Exercise requirements
Copy out all of the data below, swapping every "legend-swatch" for "legend-marker" and changing nothing else. Leave the pictures out.

Records supplied
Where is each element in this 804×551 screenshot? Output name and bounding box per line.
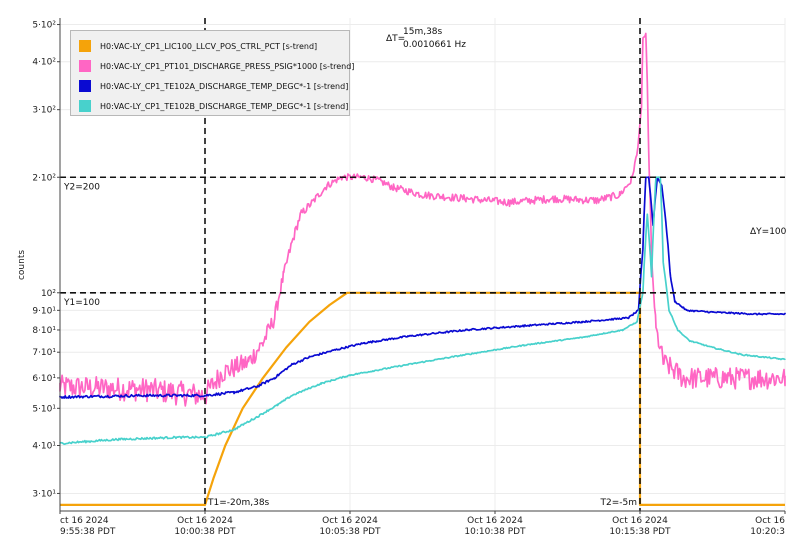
y-axis-ticks: 3·10¹ 4·10¹ 5·10¹ 6·10¹ 7·10¹ 8·10¹ 9·10¹ 10² 2·…: [32, 21, 60, 499]
y-tick-label: 9·10¹: [32, 306, 56, 316]
legend-label: H0:VAC-LY_CP1_LIC100_LLCV_POS_CTRL_PCT […: [100, 41, 318, 51]
y-cursor-label: Y1=100: [63, 298, 100, 308]
x-tick-label: Oct 16 2024: [467, 516, 523, 526]
cursor-lines[interactable]: Y2=200 Y1=100 T1=-20m,38s T2=-5m: [60, 18, 785, 511]
y-tick-label: 4·10²: [32, 58, 56, 68]
x-tick-label: 9:55:38 PDT: [60, 527, 116, 537]
y-tick-label: 5·10²: [32, 21, 56, 31]
legend-swatch: [79, 60, 91, 72]
x-tick-label: 10:10:38 PDT: [464, 527, 526, 537]
y-tick-label: 2·10²: [32, 173, 56, 183]
x-tick-label: Oct 16: [755, 516, 785, 526]
legend-swatch: [79, 100, 91, 112]
x-tick-label: Oct 16 2024: [177, 516, 233, 526]
legend-label: H0:VAC-LY_CP1_PT101_DISCHARGE_PRESS_PSIG…: [100, 61, 355, 71]
series-line-0: [60, 291, 785, 506]
y-tick-label: 3·10¹: [32, 489, 56, 499]
x-tick-label: 10:20:3: [750, 527, 785, 537]
delta-t-value: 15m,38s: [403, 27, 443, 37]
delta-t-frequency: 0.0010661 Hz: [403, 40, 466, 50]
series-line-2: [59, 176, 786, 399]
y-tick-label: 3·10²: [32, 106, 56, 116]
delta-t-symbol: ΔT=: [386, 34, 405, 44]
y-axis-label: counts: [17, 250, 27, 280]
series-line-3: [59, 176, 786, 445]
legend-item-te102a[interactable]: H0:VAC-LY_CP1_TE102A_DISCHARGE_TEMP_DEGC…: [79, 76, 349, 96]
x-tick-label: Oct 16 2024: [612, 516, 668, 526]
legend-label: H0:VAC-LY_CP1_TE102A_DISCHARGE_TEMP_DEGC…: [100, 81, 349, 91]
legend: H0:VAC-LY_CP1_LIC100_LLCV_POS_CTRL_PCT […: [70, 30, 354, 116]
legend-swatch: [79, 80, 91, 92]
x-tick-label: ct 16 2024: [60, 516, 109, 526]
x-tick-label: 10:05:38 PDT: [319, 527, 381, 537]
y-tick-label: 7·10¹: [32, 348, 56, 358]
legend-label: H0:VAC-LY_CP1_TE102B_DISCHARGE_TEMP_DEGC…: [100, 101, 349, 111]
x-tick-label: Oct 16 2024: [322, 516, 378, 526]
legend-swatch: [79, 40, 91, 52]
y-tick-label: 10²: [41, 289, 56, 299]
y-cursor-label: Y2=200: [63, 182, 100, 192]
y-tick-label: 8·10¹: [32, 326, 56, 336]
y-tick-label: 4·10¹: [32, 441, 56, 451]
y-tick-label: 6·10¹: [32, 374, 56, 384]
legend-item-pt101[interactable]: H0:VAC-LY_CP1_PT101_DISCHARGE_PRESS_PSIG…: [79, 56, 354, 76]
x-tick-label: 10:00:38 PDT: [174, 527, 236, 537]
y-tick-label: 5·10¹: [32, 404, 56, 414]
legend-item-lic100[interactable]: H0:VAC-LY_CP1_LIC100_LLCV_POS_CTRL_PCT […: [79, 36, 349, 56]
t-cursor-label: T2=-5m: [599, 498, 637, 508]
delta-y-readout: ΔY=100: [750, 227, 787, 237]
x-tick-label: 10:15:38 PDT: [609, 527, 671, 537]
series-line-1: [59, 32, 786, 407]
t-cursor-label: T1=-20m,38s: [207, 498, 270, 508]
legend-item-te102b[interactable]: H0:VAC-LY_CP1_TE102B_DISCHARGE_TEMP_DEGC…: [79, 96, 349, 116]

Solution to this exercise
Where is each element in this 804×551 screenshot? Output name and bounding box per line.
y-axis-ticks: 3·10¹ 4·10¹ 5·10¹ 6·10¹ 7·10¹ 8·10¹ 9·10¹ 10² 2·…: [32, 21, 60, 499]
y-tick-label: 9·10¹: [32, 306, 56, 316]
legend-label: H0:VAC-LY_CP1_LIC100_LLCV_POS_CTRL_PCT […: [100, 41, 318, 51]
y-cursor-label: Y1=100: [63, 298, 100, 308]
x-tick-label: Oct 16 2024: [467, 516, 523, 526]
cursor-lines[interactable]: Y2=200 Y1=100 T1=-20m,38s T2=-5m: [60, 18, 785, 511]
y-tick-label: 4·10²: [32, 58, 56, 68]
x-tick-label: 9:55:38 PDT: [60, 527, 116, 537]
y-tick-label: 5·10²: [32, 21, 56, 31]
legend-marker: [79, 60, 91, 72]
x-tick-label: 10:10:38 PDT: [464, 527, 526, 537]
y-tick-label: 2·10²: [32, 173, 56, 183]
x-tick-label: Oct 16: [755, 516, 785, 526]
legend-marker: [79, 100, 91, 112]
x-tick-label: Oct 16 2024: [177, 516, 233, 526]
legend-label: H0:VAC-LY_CP1_PT101_DISCHARGE_PRESS_PSIG…: [100, 61, 355, 71]
series-line-0: [60, 291, 785, 506]
y-tick-label: 3·10¹: [32, 489, 56, 499]
x-tick-label: 10:20:3: [750, 527, 785, 537]
delta-t-value: 15m,38s: [403, 27, 443, 37]
delta-t-frequency: 0.0010661 Hz: [403, 40, 466, 50]
series-line-2: [59, 176, 786, 399]
y-tick-label: 3·10²: [32, 106, 56, 116]
delta-t-symbol: ΔT=: [386, 34, 405, 44]
y-axis-label: counts: [17, 250, 27, 280]
series-line-3: [59, 176, 786, 445]
legend-item-te102a[interactable]: H0:VAC-LY_CP1_TE102A_DISCHARGE_TEMP_DEGC…: [79, 76, 349, 96]
x-tick-label: Oct 16 2024: [612, 516, 668, 526]
legend-label: H0:VAC-LY_CP1_TE102A_DISCHARGE_TEMP_DEGC…: [100, 81, 349, 91]
legend: H0:VAC-LY_CP1_LIC100_LLCV_POS_CTRL_PCT […: [70, 30, 354, 116]
legend-marker: [79, 80, 91, 92]
x-tick-label: ct 16 2024: [60, 516, 109, 526]
x-tick-label: 10:05:38 PDT: [319, 527, 381, 537]
y-tick-label: 7·10¹: [32, 348, 56, 358]
legend-label: H0:VAC-LY_CP1_TE102B_DISCHARGE_TEMP_DEGC…: [100, 101, 349, 111]
x-tick-label: Oct 16 2024: [322, 516, 378, 526]
legend-marker: [79, 40, 91, 52]
y-tick-label: 10²: [41, 289, 56, 299]
y-cursor-label: Y2=200: [63, 182, 100, 192]
y-tick-label: 8·10¹: [32, 326, 56, 336]
y-tick-label: 4·10¹: [32, 441, 56, 451]
y-tick-label: 6·10¹: [32, 374, 56, 384]
legend-item-pt101[interactable]: H0:VAC-LY_CP1_PT101_DISCHARGE_PRESS_PSIG…: [79, 56, 354, 76]
x-tick-label: 10:00:38 PDT: [174, 527, 236, 537]
y-tick-label: 5·10¹: [32, 404, 56, 414]
legend-item-lic100[interactable]: H0:VAC-LY_CP1_LIC100_LLCV_POS_CTRL_PCT […: [79, 36, 349, 56]
t-cursor-label: T2=-5m: [599, 498, 637, 508]
delta-y-readout: ΔY=100: [750, 227, 787, 237]
x-tick-label: 10:15:38 PDT: [609, 527, 671, 537]
series-line-1: [59, 32, 786, 407]
t-cursor-label: T1=-20m,38s: [207, 498, 270, 508]
legend-item-te102b[interactable]: H0:VAC-LY_CP1_TE102B_DISCHARGE_TEMP_DEGC…: [79, 96, 349, 116]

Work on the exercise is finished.